### TASK BRIEF
Work through the data below and give the number of lines holding "Hello", nothing more.

### MATERIAL SHOWN
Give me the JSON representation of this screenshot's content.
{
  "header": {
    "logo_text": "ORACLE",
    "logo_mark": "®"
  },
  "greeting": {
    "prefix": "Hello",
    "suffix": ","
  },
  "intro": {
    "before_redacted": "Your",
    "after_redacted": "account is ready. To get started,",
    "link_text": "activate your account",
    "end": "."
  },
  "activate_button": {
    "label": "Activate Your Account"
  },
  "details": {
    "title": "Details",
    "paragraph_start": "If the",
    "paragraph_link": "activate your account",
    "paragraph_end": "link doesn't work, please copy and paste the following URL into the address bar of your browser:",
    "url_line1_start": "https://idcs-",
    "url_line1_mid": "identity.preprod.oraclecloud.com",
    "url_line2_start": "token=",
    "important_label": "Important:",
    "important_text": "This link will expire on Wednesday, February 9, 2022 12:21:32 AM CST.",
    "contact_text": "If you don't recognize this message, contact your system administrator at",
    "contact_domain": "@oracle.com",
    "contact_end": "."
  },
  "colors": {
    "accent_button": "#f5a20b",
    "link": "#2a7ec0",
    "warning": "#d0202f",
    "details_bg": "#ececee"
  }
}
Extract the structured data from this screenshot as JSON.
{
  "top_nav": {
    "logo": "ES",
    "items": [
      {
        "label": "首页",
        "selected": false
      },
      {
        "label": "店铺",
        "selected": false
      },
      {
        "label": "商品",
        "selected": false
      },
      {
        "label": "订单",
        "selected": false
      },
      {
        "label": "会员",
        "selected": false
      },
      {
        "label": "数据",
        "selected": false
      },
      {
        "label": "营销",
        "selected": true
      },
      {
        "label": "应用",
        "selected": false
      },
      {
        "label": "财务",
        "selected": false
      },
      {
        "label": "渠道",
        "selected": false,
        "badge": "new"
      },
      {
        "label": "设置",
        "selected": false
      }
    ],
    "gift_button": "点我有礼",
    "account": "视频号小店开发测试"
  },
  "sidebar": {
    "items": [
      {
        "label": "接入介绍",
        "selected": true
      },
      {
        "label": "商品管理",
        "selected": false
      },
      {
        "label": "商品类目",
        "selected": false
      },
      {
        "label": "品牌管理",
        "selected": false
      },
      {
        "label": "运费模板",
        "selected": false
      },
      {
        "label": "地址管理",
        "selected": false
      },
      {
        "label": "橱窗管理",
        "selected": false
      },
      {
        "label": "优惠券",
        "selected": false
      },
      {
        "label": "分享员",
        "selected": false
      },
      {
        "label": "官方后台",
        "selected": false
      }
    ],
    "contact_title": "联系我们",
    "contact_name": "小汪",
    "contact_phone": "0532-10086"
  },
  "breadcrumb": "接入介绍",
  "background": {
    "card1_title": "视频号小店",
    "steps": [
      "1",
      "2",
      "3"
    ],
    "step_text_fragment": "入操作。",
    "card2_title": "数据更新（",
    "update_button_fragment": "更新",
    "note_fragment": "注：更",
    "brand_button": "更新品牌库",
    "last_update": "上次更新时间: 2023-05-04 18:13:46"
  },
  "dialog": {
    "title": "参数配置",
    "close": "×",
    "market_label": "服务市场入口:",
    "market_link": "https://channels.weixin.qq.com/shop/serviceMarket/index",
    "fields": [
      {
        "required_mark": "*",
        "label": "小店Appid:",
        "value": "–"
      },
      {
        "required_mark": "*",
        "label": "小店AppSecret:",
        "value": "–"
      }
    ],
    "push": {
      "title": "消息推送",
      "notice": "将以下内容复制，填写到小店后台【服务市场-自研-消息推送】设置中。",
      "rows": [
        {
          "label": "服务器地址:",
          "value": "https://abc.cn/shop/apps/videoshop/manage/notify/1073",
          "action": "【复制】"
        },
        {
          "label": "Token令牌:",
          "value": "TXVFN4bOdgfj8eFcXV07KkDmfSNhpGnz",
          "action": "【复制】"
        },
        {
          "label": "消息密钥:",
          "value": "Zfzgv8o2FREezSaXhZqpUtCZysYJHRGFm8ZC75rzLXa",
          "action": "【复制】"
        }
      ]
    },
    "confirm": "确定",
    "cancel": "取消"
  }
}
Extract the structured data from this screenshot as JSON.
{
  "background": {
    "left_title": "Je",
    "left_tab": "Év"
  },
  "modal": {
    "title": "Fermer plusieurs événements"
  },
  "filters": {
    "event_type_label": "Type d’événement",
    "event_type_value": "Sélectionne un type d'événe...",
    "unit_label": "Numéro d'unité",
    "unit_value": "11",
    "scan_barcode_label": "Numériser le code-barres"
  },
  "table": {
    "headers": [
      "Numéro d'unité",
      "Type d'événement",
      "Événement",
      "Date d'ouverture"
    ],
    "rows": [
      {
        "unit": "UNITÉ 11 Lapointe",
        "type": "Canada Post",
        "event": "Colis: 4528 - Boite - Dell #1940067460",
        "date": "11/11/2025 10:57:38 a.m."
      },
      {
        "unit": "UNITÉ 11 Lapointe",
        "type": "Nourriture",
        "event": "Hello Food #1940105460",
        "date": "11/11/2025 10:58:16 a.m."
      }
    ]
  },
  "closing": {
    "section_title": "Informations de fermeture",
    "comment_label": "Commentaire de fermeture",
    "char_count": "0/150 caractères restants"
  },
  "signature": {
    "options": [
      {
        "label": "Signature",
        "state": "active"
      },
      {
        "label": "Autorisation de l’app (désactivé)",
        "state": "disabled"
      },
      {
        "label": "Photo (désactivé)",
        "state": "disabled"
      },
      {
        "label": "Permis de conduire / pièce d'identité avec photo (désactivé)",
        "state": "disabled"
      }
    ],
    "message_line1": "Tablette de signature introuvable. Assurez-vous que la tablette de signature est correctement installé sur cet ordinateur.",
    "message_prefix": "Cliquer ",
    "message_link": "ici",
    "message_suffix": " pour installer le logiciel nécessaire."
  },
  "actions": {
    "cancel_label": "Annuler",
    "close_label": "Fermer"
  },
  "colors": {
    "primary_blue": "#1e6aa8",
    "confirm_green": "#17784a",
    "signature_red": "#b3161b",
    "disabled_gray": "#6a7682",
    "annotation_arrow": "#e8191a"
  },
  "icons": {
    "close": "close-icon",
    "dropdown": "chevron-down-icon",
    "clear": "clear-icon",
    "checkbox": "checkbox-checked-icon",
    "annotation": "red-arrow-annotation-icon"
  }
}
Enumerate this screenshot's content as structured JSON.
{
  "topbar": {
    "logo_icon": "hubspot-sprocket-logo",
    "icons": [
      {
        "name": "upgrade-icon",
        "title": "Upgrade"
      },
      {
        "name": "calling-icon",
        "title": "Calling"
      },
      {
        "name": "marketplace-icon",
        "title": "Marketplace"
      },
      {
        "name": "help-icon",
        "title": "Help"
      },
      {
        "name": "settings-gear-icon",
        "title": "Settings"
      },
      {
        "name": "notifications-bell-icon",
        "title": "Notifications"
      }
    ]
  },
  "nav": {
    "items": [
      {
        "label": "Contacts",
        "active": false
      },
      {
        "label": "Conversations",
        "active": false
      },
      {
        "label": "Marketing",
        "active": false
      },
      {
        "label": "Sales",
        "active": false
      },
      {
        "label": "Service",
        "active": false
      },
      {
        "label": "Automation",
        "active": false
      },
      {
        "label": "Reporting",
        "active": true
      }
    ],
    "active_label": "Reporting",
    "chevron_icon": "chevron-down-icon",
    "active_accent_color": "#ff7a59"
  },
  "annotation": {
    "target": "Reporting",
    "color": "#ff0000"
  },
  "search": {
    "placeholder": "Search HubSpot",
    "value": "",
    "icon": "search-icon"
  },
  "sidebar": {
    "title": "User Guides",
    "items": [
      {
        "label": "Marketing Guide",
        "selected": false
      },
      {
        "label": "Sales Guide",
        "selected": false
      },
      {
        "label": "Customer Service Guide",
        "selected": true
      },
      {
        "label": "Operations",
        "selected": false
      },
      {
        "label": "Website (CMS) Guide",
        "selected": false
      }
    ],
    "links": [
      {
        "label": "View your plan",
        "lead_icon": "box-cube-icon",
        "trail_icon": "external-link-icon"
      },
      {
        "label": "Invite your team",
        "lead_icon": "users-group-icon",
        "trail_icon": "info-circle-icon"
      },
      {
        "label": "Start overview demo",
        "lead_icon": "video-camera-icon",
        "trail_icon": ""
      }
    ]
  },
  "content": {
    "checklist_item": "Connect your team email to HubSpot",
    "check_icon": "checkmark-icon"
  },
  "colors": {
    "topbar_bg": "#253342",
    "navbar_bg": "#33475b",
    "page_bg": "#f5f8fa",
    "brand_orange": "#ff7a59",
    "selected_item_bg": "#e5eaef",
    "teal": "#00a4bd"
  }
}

### RESPONSE TO THIS EXERCISE
2